▸ **SET EXERCISE**
Write down every entry below once more, exactly.

(Entries taken from a collection)

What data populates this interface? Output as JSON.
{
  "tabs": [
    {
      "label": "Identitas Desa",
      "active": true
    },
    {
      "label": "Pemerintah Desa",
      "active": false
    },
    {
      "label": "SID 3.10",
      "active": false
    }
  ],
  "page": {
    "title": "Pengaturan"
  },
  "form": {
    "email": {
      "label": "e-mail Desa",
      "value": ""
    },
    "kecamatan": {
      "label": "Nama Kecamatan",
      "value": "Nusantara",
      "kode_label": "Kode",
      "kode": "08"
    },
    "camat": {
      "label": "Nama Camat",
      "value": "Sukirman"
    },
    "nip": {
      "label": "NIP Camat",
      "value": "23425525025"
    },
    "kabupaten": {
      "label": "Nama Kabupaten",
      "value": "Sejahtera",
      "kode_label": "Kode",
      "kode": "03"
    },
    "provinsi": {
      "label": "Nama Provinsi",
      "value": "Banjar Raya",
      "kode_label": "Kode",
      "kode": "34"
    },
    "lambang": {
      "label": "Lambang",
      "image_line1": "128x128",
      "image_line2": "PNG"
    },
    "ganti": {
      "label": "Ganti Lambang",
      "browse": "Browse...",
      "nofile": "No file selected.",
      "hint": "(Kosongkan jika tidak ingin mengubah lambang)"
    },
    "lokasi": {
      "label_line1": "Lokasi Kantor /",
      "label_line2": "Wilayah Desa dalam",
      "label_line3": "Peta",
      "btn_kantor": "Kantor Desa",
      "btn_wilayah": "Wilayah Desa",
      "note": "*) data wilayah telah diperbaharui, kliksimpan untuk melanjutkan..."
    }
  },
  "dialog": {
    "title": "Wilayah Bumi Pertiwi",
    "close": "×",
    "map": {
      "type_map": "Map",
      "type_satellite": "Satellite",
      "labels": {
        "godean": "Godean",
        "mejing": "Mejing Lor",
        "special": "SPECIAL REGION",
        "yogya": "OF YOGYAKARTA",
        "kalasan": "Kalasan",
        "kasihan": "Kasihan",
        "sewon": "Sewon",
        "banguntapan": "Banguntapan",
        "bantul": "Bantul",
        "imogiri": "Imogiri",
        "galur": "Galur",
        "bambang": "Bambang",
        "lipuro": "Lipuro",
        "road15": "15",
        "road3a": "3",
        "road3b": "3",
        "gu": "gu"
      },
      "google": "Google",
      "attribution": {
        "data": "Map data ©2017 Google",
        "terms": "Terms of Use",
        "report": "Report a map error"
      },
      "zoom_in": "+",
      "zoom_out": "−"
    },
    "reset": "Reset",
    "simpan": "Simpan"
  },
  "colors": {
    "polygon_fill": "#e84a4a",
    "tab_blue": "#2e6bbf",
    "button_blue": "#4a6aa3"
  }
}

▸ **FINISHED ANSWER**
What data populates this interface? Output as JSON.
{
  "tabs": [
    {
      "label": "Identitas Desa",
      "active": true
    },
    {
      "label": "Pemerintah Desa",
      "active": false
    },
    {
      "label": "SID 3.10",
      "active": false
    }
  ],
  "page": {
    "title": "Pengaturan"
  },
  "form": {
    "email": {
      "label": "e-mail Desa",
      "value": ""
    },
    "kecamatan": {
      "label": "Nama Kecamatan",
      "value": "Nusantara",
      "kode_label": "Kode",
      "kode": "08"
    },
    "camat": {
      "label": "Nama Camat",
      "value": "Sukirman"
    },
    "nip": {
      "label": "NIP Camat",
      "value": "23425525025"
    },
    "kabupaten": {
      "label": "Nama Kabupaten",
      "value": "Sejahtera",
      "kode_label": "Kode",
      "kode": "03"
    },
    "provinsi": {
      "label": "Nama Provinsi",
      "value": "Banjar Raya",
      "kode_label": "Kode",
      "kode": "34"
    },
    "lambang": {
      "label": "Lambang",
      "image_line1": "128x128",
      "image_line2": "PNG"
    },
    "ganti": {
      "label": "Ganti Lambang",
      "browse": "Browse...",
      "nofile": "No file selected.",
      "hint": "(Kosongkan jika tidak ingin mengubah lambang)"
    },
    "lokasi": {
      "label_line1": "Lokasi Kantor /",
      "label_line2": "Wilayah Desa dalam",
      "label_line3": "Peta",
      "btn_kantor": "Kantor Desa",
      "btn_wilayah": "Wilayah Desa",
      "note": "*) data wilayah telah diperbaharui, kliksimpan untuk melanjutkan..."
    }
  },
  "dialog": {
    "title": "Wilayah Bumi Pertiwi",
    "close": "×",
    "map": {
      "type_map": "Map",
      "type_satellite": "Satellite",
      "labels": {
        "godean": "Godean",
        "mejing": "Mejing Lor",
        "special": "SPECIAL REGION",
        "yogya": "OF YOGYAKARTA",
        "kalasan": "Kalasan",
        "kasihan": "Kasihan",
        "sewon": "Sewon",
        "banguntapan": "Banguntapan",
        "bantul": "Bantul",
        "imogiri": "Imogiri",
        "galur": "Galur",
        "bambang": "Bambang",
        "lipuro": "Lipuro",
        "road15": "15",
        "road3a": "3",
        "road3b": "3",
        "gu": "gu"
      },
      "google": "Google",
      "attribution": {
        "data": "Map data ©2017 Google",
        "terms": "Terms of Use",
        "report": "Report a map error"
      },
      "zoom_in": "+",
      "zoom_out": "−"
    },
    "reset": "Reset",
    "simpan": "Simpan"
  },
  "colors": {
    "polygon_fill": "#e84a4a",
    "tab_blue": "#2e6bbf",
    "button_blue": "#4a6aa3"
  }
}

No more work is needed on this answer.